WORK TO COMPLETE —
[1] According to the passage on the round goby, where was the first round goby in Lake Erie taken?
[2] Transcribe the passage on the round goby, starting with "Consider the round" and going on through "this quarter-pint-sized interloper!".
[3] Decide whether each statement agrees with the passage on the round goby. Answer yes or no, and quote the words of the passage that settle it. (a) The U.S. Fish Commission introduced common carp intentionally in the 1880s. (b) The round goby first appeared in the St. Clair River in 1993. (c) Dr. Roger Thoma took the first Lake Erie round goby with a net.

PAGE EXCERPT —

◆ ◆ ◆ ◆ ◆

A Marvelously Successful Invader

Consider the round goby, a much maligned fish species due mainly to their success in colonizing many waterways including the Great Lakes.  One might wonder whether more fishermen have cursed the ugly, unappetizing fish when it greedily grabs their bait than have berated the other “useless” invader; common carp, in the few years the goby has been in the Great Lakes compared to common carp that were introduced intentionally across the country by the U.S. Fish Commission in the 1880’s.  In all actuality though, there is much to be admired about this quarter-pint-sized interloper!

The first round goby taken in Lake Erie was electroshocked by Dr. Roger Thoma, formerly of the Ohio EPA Surface Water Division, inside the breakwall at the Grand River harbor in 1993. Given the distance of the first sighting of the round goby from the St. Clair River where it first appeared in 1990, the goby may have been in Lake Erie a couple years before 1993.

◆ ◆ ◆ ◆ ◆

Excerpts from a dataset —
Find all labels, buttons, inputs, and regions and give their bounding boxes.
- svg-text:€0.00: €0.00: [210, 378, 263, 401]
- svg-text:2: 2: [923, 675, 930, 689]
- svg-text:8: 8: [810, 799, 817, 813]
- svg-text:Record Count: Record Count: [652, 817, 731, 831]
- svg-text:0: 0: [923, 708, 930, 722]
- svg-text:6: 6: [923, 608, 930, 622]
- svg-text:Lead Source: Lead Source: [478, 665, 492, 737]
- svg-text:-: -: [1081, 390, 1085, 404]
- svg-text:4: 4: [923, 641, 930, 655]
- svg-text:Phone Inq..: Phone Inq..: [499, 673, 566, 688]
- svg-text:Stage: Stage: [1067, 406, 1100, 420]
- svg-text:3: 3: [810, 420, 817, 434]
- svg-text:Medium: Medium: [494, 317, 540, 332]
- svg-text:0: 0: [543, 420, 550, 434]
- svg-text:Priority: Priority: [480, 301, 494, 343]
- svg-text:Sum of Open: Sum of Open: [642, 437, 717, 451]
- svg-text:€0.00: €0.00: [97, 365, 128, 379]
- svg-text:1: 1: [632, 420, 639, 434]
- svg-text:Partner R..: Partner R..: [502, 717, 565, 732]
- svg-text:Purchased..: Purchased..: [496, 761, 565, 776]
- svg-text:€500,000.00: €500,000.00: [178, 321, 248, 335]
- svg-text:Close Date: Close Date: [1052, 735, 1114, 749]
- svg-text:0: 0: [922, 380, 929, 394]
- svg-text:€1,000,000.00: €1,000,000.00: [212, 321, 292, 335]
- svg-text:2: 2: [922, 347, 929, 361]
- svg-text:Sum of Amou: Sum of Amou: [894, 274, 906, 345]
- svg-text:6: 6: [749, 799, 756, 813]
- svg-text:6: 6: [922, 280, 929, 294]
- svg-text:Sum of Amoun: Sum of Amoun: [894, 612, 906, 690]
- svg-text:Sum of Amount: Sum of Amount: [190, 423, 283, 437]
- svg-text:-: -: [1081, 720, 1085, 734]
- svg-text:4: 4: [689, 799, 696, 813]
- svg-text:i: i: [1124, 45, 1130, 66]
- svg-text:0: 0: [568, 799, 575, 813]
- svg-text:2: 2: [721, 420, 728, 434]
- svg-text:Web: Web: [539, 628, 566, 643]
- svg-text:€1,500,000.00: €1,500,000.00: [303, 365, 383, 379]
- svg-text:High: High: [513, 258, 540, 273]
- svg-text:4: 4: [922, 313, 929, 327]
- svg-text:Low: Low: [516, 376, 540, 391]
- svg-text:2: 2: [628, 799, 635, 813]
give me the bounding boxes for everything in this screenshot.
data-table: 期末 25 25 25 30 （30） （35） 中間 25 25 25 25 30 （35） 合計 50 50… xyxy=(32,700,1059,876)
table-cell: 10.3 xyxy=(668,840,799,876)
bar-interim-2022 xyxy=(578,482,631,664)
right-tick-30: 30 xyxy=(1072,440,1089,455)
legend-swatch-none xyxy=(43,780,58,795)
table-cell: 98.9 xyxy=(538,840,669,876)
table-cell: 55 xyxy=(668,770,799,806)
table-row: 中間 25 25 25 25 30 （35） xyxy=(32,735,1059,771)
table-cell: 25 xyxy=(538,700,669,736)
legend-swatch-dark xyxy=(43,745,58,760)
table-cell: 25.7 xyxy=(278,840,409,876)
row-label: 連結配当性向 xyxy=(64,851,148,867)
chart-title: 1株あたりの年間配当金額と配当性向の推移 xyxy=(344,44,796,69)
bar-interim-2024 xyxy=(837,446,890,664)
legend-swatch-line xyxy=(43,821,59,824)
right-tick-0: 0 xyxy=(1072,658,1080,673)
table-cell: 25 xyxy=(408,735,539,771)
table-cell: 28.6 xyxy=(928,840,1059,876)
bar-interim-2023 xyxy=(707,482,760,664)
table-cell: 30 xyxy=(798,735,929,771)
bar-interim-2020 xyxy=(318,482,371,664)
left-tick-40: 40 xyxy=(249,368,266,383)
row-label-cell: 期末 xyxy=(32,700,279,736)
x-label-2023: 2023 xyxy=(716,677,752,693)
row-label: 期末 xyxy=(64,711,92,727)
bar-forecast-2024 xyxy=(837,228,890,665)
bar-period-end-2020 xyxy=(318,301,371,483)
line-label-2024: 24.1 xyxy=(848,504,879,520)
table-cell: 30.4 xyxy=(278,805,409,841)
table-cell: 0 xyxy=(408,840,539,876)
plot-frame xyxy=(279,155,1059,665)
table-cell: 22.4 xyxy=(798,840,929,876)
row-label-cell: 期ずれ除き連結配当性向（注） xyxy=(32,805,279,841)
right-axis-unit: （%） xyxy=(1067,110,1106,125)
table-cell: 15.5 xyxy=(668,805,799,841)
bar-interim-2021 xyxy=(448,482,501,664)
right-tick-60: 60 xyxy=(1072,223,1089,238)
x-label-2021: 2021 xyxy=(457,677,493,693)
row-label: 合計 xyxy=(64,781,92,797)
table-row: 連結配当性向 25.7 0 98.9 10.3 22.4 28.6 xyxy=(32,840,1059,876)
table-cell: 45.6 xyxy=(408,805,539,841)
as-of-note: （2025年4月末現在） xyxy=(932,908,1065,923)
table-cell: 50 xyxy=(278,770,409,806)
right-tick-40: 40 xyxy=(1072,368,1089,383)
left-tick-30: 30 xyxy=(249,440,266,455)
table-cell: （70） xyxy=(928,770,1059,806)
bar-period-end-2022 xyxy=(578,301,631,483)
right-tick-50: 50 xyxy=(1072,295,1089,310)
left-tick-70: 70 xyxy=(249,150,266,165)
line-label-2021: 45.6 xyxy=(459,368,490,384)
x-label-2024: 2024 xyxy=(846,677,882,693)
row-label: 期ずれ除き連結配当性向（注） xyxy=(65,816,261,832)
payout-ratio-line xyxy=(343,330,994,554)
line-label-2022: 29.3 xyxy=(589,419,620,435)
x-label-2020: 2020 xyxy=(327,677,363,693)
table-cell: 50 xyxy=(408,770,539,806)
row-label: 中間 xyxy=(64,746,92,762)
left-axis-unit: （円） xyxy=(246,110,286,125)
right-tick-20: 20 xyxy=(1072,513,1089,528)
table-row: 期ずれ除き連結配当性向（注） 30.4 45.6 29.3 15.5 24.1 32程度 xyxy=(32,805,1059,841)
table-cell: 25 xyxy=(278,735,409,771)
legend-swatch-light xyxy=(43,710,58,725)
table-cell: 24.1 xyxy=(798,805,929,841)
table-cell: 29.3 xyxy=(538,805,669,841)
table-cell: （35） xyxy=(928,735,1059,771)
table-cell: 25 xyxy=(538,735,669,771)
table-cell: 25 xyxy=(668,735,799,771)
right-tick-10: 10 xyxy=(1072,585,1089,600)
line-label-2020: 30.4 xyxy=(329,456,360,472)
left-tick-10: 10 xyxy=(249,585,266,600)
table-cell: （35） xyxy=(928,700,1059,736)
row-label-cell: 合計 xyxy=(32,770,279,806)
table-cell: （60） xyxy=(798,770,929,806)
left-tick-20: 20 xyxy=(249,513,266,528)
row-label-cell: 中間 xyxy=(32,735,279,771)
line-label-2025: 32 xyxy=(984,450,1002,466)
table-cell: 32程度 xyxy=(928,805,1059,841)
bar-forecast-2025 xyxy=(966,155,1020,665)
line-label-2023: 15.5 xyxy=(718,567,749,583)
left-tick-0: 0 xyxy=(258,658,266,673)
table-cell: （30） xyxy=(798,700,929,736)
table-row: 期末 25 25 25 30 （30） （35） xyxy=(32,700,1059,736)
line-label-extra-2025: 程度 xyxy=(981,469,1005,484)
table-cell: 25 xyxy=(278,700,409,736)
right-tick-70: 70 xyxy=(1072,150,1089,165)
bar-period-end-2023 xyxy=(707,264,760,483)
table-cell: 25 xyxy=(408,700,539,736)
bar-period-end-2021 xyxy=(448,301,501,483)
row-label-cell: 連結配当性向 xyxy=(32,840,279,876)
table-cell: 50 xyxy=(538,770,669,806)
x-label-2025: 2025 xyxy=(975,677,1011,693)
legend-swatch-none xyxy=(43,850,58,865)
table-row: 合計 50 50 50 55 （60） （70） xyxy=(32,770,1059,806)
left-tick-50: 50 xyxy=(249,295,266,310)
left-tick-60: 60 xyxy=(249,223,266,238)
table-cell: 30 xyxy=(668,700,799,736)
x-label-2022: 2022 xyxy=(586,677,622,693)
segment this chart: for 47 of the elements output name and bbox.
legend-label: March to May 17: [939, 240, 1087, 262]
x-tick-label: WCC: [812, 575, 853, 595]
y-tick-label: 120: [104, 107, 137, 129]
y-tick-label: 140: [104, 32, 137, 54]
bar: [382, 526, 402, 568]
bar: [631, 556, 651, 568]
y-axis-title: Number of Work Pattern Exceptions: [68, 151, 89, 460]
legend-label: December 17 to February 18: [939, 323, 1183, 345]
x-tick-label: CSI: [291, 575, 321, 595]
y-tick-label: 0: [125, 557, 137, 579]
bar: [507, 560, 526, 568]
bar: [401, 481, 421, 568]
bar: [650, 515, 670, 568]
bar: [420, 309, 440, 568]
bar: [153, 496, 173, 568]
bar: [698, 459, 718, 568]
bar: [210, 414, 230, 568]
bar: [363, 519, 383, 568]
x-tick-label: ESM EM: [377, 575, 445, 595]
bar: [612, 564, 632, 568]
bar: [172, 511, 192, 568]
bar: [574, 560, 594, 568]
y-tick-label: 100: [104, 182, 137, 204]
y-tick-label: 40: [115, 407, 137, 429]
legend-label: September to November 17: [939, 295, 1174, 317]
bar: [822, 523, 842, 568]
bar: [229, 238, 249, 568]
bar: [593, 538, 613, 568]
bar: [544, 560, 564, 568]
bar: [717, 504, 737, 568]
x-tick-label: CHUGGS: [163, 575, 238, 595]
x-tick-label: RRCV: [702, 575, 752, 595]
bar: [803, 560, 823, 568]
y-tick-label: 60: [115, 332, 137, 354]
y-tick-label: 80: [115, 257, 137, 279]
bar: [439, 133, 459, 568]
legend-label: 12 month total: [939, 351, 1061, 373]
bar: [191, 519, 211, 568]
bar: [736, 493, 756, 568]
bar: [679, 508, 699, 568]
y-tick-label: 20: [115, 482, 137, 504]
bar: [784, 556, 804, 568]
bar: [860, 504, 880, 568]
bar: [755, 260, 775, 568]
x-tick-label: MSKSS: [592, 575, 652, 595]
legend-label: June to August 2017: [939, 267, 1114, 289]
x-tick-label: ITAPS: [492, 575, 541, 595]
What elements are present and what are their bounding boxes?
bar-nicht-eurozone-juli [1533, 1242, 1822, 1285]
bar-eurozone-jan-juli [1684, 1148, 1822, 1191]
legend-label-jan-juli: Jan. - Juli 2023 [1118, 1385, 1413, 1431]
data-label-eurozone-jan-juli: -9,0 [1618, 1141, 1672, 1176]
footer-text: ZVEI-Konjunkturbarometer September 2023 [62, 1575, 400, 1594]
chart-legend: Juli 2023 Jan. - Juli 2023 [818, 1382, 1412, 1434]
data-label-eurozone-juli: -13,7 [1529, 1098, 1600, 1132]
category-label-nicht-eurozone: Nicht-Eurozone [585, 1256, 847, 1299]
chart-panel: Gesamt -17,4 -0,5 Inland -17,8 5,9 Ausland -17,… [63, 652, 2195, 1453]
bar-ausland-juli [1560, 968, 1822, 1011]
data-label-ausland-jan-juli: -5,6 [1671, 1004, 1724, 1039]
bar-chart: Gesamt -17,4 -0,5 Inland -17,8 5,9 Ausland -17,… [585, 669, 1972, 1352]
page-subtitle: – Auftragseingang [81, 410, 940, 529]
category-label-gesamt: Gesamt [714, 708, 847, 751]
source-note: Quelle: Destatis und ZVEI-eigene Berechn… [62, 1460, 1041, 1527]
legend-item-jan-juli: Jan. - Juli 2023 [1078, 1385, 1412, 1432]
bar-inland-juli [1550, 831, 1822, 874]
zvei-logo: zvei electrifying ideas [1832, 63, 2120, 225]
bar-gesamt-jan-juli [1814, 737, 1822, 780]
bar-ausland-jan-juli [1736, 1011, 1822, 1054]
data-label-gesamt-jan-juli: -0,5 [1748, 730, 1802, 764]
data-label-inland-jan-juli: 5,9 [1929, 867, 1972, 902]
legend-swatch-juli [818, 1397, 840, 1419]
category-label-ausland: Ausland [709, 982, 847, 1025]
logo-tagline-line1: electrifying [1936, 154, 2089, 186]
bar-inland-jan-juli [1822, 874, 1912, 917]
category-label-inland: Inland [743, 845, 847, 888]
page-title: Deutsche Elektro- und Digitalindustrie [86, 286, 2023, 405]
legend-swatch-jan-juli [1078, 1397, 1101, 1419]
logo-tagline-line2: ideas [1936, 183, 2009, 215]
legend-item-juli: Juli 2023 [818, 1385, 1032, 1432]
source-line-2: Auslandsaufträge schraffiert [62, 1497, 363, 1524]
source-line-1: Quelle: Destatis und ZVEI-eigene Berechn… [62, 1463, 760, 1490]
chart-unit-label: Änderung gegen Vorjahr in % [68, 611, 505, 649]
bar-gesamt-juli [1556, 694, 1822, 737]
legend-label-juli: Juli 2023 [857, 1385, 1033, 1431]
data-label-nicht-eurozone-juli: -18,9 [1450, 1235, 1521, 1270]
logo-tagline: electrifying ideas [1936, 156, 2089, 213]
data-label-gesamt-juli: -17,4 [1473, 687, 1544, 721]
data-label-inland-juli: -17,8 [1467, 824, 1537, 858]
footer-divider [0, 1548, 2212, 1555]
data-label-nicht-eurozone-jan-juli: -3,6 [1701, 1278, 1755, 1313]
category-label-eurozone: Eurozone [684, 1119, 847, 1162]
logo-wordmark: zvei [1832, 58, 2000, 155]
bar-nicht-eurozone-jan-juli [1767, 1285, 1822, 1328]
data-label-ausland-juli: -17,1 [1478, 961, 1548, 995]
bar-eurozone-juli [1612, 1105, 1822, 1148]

◆ ◆ ◆ ◆ ◆

TASK SOLUTIONS —
[1] Inside the breakwall at the Grand River harbor.

[2]
Consider the round goby, a much maligned fish species due mainly to their success in colonizing many waterways including the Great Lakes.  One might wonder whether more fishermen have cursed the ugly, unappetizing fish when it greedily grabs their bait than have berated the other “useless” invader; common carp, in the few years the goby has been in the Great Lakes compared to common carp that were introduced intentionally across the country by the U.S. Fish Commission in the 1880’s.  In all actuality though, there is much to be admired about this quarter-pint-sized interloper!

[3]
(a) Yes: "common carp that were introduced intentionally across the country by the U.S. Fish Commission in the 1880’s"
(b) No: "the St. Clair River where it first appeared in 1990"
(c) No: "was electroshocked by Dr. Roger Thoma"